DOCUMENT EXCERPT:
● ● ● ●

We have to revise the old saying. If you have neither the law nor the facts on your side, pound racist superiority and inherent lack of accountability.
Lindsey Graham is part of the answer to the question of how a genocide could be pursued in plain sight with impunity.
When the prosecutor for the International Criminal Court, Karim Khan, prepared in April 2024 to apply for arrest warrants for Israeli Prime Minister Benjamin Netanyahu and former Defense Minister Yoav Gallant for war crimes and crimes against humanity, former Prime Minister David Cameron shouted angrily at him that Britain would withdraw from and defund the ICC if the indictment went forward. Cameron was not in office at that time, and may have been used by the Tory government to express its displeasure without intervening officially. Labour promised to do better when it came back to power. It didn’t.
There is an old adage among lawyers: “If you have the facts on your side, pound the facts. If you have the law on your side, pound the law. If you have neither, pound the table.”
Israel’s lawyers, like Cameron and the Conservative Party in general, had neither the facts nor the law on their side, so they pounded the table. In fact, they threatened to dismantle the judge’s bench, strip his clothing off, and shoot him in the head.
Sen. Graham then joined a conference call with Khan in April, 2024, in which he lambasted the prosecutor, saying that ICC indictments are for “Africa and thugs like Putin,” not for the United States and its allies such as Israel.
If Khan’s report of this conversation is correct, it casts the late senator in an extremely poor light. It is hard to see the reference to Africa as anything but racism.

● ● ● ●

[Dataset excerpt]
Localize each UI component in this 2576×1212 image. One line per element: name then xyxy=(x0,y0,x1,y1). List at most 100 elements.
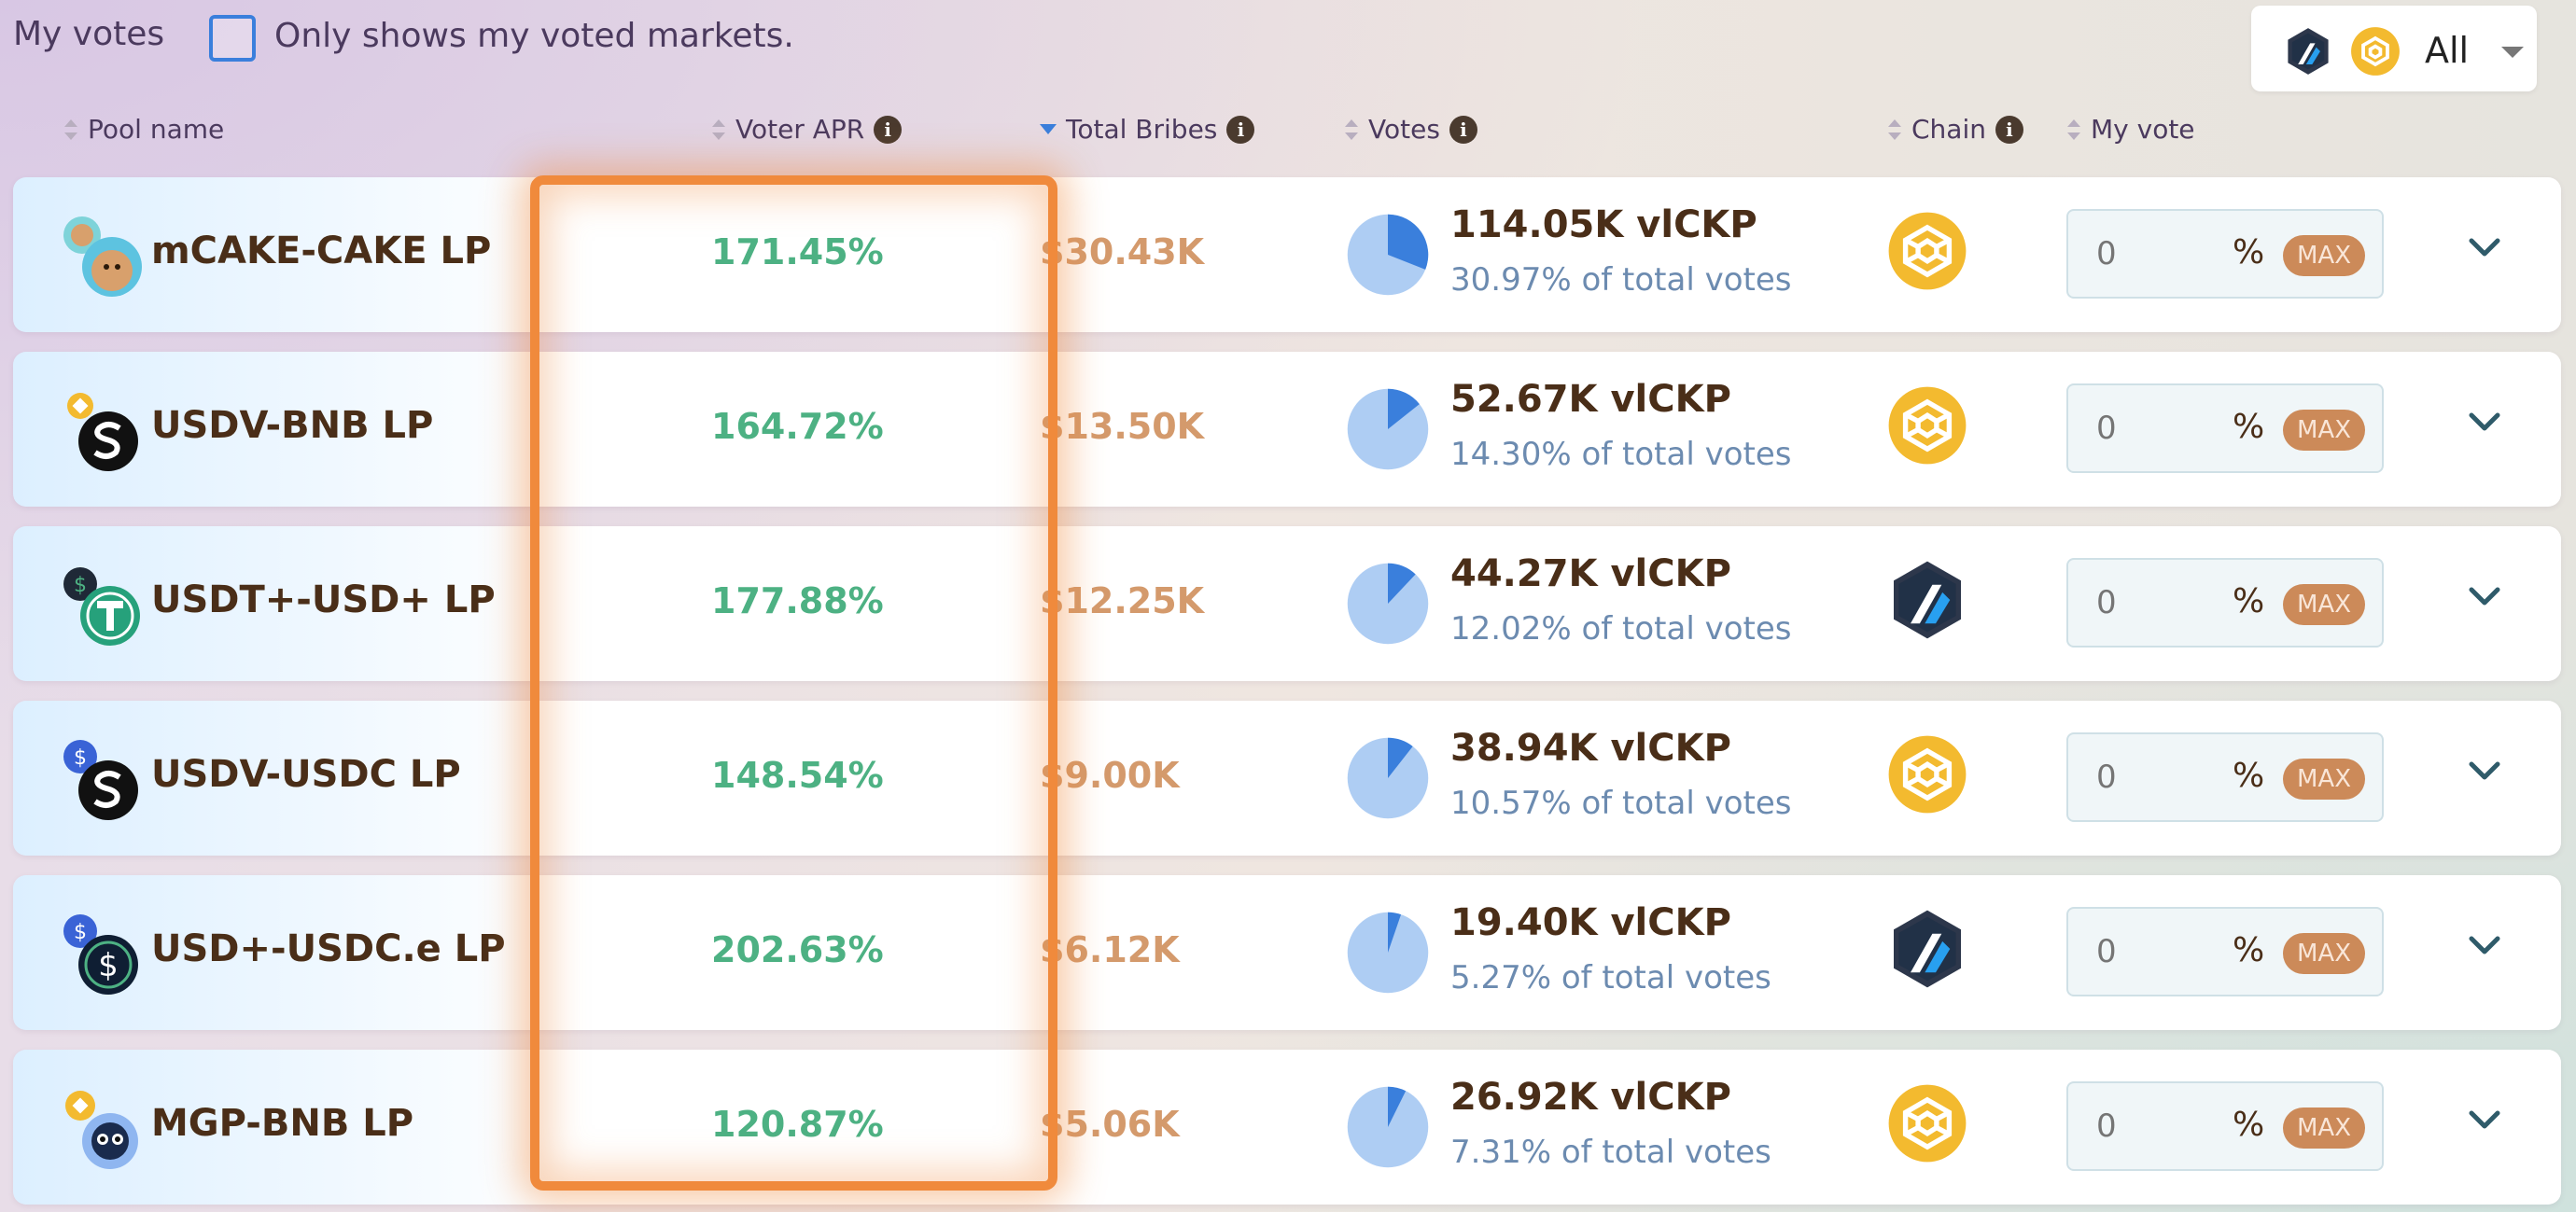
table-row[interactable]: USDV-BNB LP 164.72% $13.50K 52.67K vlCKP… xyxy=(13,352,2561,507)
info-icon[interactable]: i xyxy=(874,115,903,144)
sort-icon xyxy=(711,118,726,142)
pool-token-icon xyxy=(63,216,142,297)
total-bribes-value: $12.25K xyxy=(1040,580,1205,621)
pool-token-icon: $ $ xyxy=(63,914,138,995)
filter-bar: My votes Only shows my voted markets. Al… xyxy=(0,0,2576,103)
votes-share-text: 14.30% of total votes xyxy=(1450,436,1792,473)
table-header: Pool name Voter APR i Total Bribes i Vot… xyxy=(0,110,2576,151)
arbitrum-icon xyxy=(2288,28,2329,75)
svg-text:$: $ xyxy=(74,746,87,770)
column-label: Votes xyxy=(1368,114,1440,145)
column-header-chain[interactable]: Chain i xyxy=(1887,114,2023,145)
column-header-my-vote[interactable]: My vote xyxy=(2066,114,2195,145)
my-vote-input[interactable] xyxy=(2096,584,2190,621)
bnb-icon xyxy=(1888,386,1967,465)
my-vote-field: % MAX xyxy=(2066,907,2384,996)
votes-value: 26.92K vlCKP xyxy=(1450,1076,1731,1119)
votes-value: 114.05K vlCKP xyxy=(1450,203,1757,246)
column-header-total-bribes[interactable]: Total Bribes i xyxy=(1040,114,1255,145)
pool-token-icon: $ xyxy=(63,567,140,646)
info-icon[interactable]: i xyxy=(1226,115,1255,144)
svg-text:$: $ xyxy=(74,574,87,597)
column-label: Total Bribes xyxy=(1066,114,1218,145)
sort-desc-icon xyxy=(1040,124,1057,134)
max-button[interactable]: MAX xyxy=(2283,410,2365,451)
votes-share-text: 12.02% of total votes xyxy=(1450,610,1792,648)
my-vote-input[interactable] xyxy=(2096,1108,2190,1145)
my-vote-field: % MAX xyxy=(2066,383,2384,473)
table-row[interactable]: $ USDT+-USD+ LP 177.88% $12.25K 44.27K v… xyxy=(13,526,2561,681)
column-label: Chain xyxy=(1911,114,1986,145)
chevron-down-icon[interactable] xyxy=(2464,228,2505,269)
sort-icon xyxy=(1887,118,1902,142)
percent-sign: % xyxy=(2233,757,2265,795)
voter-apr-value: 120.87% xyxy=(711,1104,884,1145)
vote-share-pie-icon xyxy=(1347,1086,1429,1168)
voter-apr-value: 148.54% xyxy=(711,755,884,796)
bnb-icon xyxy=(1888,1084,1967,1163)
pool-name: USDV-USDC LP xyxy=(151,753,461,796)
pool-name: USDV-BNB LP xyxy=(151,404,434,447)
votes-share-text: 10.57% of total votes xyxy=(1450,785,1792,822)
info-icon[interactable]: i xyxy=(1449,115,1477,144)
my-vote-field: % MAX xyxy=(2066,558,2384,648)
chevron-down-icon xyxy=(2501,47,2524,58)
voter-apr-value: 164.72% xyxy=(711,406,884,447)
votes-share-text: 5.27% of total votes xyxy=(1450,959,1771,996)
chevron-down-icon[interactable] xyxy=(2464,577,2505,618)
column-header-voter-apr[interactable]: Voter APR i xyxy=(711,114,903,145)
table-row[interactable]: $ USDV-USDC LP 148.54% $9.00K 38.94K vlC… xyxy=(13,701,2561,856)
votes-value: 19.40K vlCKP xyxy=(1450,901,1731,944)
voter-apr-value: 202.63% xyxy=(711,929,884,970)
pool-name: USDT+-USD+ LP xyxy=(151,578,496,621)
column-label: Pool name xyxy=(88,114,225,145)
chevron-down-icon[interactable] xyxy=(2464,402,2505,443)
max-button[interactable]: MAX xyxy=(2283,759,2365,800)
votes-share-text: 7.31% of total votes xyxy=(1450,1134,1771,1171)
table-row[interactable]: $ $ USD+-USDC.e LP 202.63% $6.12K 19.40K… xyxy=(13,875,2561,1030)
my-vote-input[interactable] xyxy=(2096,410,2190,447)
max-button[interactable]: MAX xyxy=(2283,933,2365,974)
table-row[interactable]: MGP-BNB LP 120.87% $5.06K 26.92K vlCKP 7… xyxy=(13,1050,2561,1205)
chain-filter-select[interactable]: All xyxy=(2251,6,2537,91)
max-button[interactable]: MAX xyxy=(2283,584,2365,625)
table-row[interactable]: mCAKE-CAKE LP 171.45% $30.43K 114.05K vl… xyxy=(13,177,2561,332)
vote-share-pie-icon xyxy=(1347,214,1429,296)
my-voted-markets-label[interactable]: Only shows my voted markets. xyxy=(274,17,794,55)
voter-apr-value: 177.88% xyxy=(711,580,884,621)
my-vote-input[interactable] xyxy=(2096,235,2190,272)
bnb-icon xyxy=(2351,27,2400,76)
column-header-pool-name[interactable]: Pool name xyxy=(63,114,224,145)
pool-name: mCAKE-CAKE LP xyxy=(151,230,492,272)
chevron-down-icon[interactable] xyxy=(2464,1100,2505,1141)
percent-sign: % xyxy=(2233,582,2265,620)
percent-sign: % xyxy=(2233,931,2265,969)
sort-icon xyxy=(63,118,78,142)
chevron-down-icon[interactable] xyxy=(2464,926,2505,967)
column-header-votes[interactable]: Votes i xyxy=(1344,114,1477,145)
info-icon[interactable]: i xyxy=(1995,115,2023,144)
votes-value: 44.27K vlCKP xyxy=(1450,552,1731,595)
percent-sign: % xyxy=(2233,233,2265,272)
pool-name: MGP-BNB LP xyxy=(151,1102,414,1145)
pool-name: USD+-USDC.e LP xyxy=(151,927,506,970)
arbitrum-icon xyxy=(1894,561,1961,639)
arbitrum-icon xyxy=(1894,910,1961,988)
max-button[interactable]: MAX xyxy=(2283,1108,2365,1149)
my-voted-markets-checkbox[interactable] xyxy=(209,15,256,62)
total-bribes-value: $13.50K xyxy=(1040,406,1205,447)
svg-text:$: $ xyxy=(74,921,87,944)
my-votes-title: My votes xyxy=(13,15,165,53)
my-vote-input[interactable] xyxy=(2096,933,2190,970)
sort-icon xyxy=(1344,118,1359,142)
vote-share-pie-icon xyxy=(1347,912,1429,994)
chevron-down-icon[interactable] xyxy=(2464,751,2505,792)
vote-share-pie-icon xyxy=(1347,737,1429,819)
vote-share-pie-icon xyxy=(1347,388,1429,470)
column-label: Voter APR xyxy=(735,114,865,145)
my-vote-field: % MAX xyxy=(2066,732,2384,822)
pool-token-icon xyxy=(65,1091,138,1169)
total-bribes-value: $5.06K xyxy=(1040,1104,1180,1145)
max-button[interactable]: MAX xyxy=(2283,235,2365,276)
my-vote-input[interactable] xyxy=(2096,759,2190,796)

● ● ● ●

PROBLEMS:
(1) In the passage about the International Criminal Court prosecutor, what did David Cameron say Britain would do if the indictment went forward?
(2) From the passage about the International Criminal Court prosecutor, extract the words from "If Khan’s report" to "anything but racism.".
(3) Continue the passage about the International Criminal Court prosecutor and Sen. Graham from the point where it stops.

EXPECTED RESULTS:
(1) He said Britain would withdraw from and defund the ICC.

(2)
If Khan’s report of this conversation is correct, it casts the late senator in an extremely poor light. It is hard to see the reference to Africa as anything but racism.

(3)
South Carolina had for centuries had one law for white people and another one for African Americans, who were kidnapped in Africa and brought to the lowcountry. Until 1863 they were held as chattel, property rather than persons. After a brief period of emancipation, they were gradually denied the right to vote or hold office, until the mid-1960s Civil Rights Act and Voting Rights Act. The point of the Trump administration, of which Graham became a pillar, is to repeal those laws and to again disenfranchise African Americans, with outrageous racial gerrymanders and measures such as limiting the number of polling stations in heavily African American districts.
While it is controversial whether Graham was personally a racist, what he said about the ICC being for Africans was certainly a racist comment, and it unfortunately replicated the long history of white sentiment in South Carolina that some laws do not pertain to white people, which is a way of saying that whites have impunity. He clearly coded Israelis as “white.” Such categorizations are worthless and arbitrary, however. Whiteness has no stable meaning. Most Israelis couldn’t have gotten served at a diner in South Carolina in the 1950s, though. What is important is that Graham so categorized them, and the significance he attached to that categorization.
That he threw Putin (and who could be more pasty?) into the mix might tell against this analysis. Yet obviously even under slavery and Jim Crow there were white criminals who harmed propertied white gentry and who did not share in impunity as a result. An example was Ian Gale, the cat burglar who robbed a hundred homes of valuables totaling as much as half a million dollars. Putin became a “thug” by attacking other white people in Ukraine, and so deserves to be dealt with as though he were an African.
It is still a racist comment.
Graham’s angry attack on Khan showed the Nixonian logic of genocide denial. It isn’t a crime if the United States or Israel does it.
Ironically, Graham was a law school graduate and served in the US Air Force Judge Advocate General’s (JAG) Corps for more than 30 years while in the Air National Guard and Reserves. He rose to hold the rank of colonel.
The JAG Corps of the Air Force admitted in 2020, “The statistics show that black male Airmen under the age of 25 and with less than 5 years of service receive NJP [nonjudicial punishment] and courts-martial actions at a higher rate than similarly situated white male Airmen.”
You give the white guy a break but throw the book at the Black guy. That was how Graham’s second institution often behaved during the decades he served in it. While for some JAG officers, this outcome may have resulted from an unconscious prejudice, Sen. Graham made his invidious view explicit in the conference call with Khan.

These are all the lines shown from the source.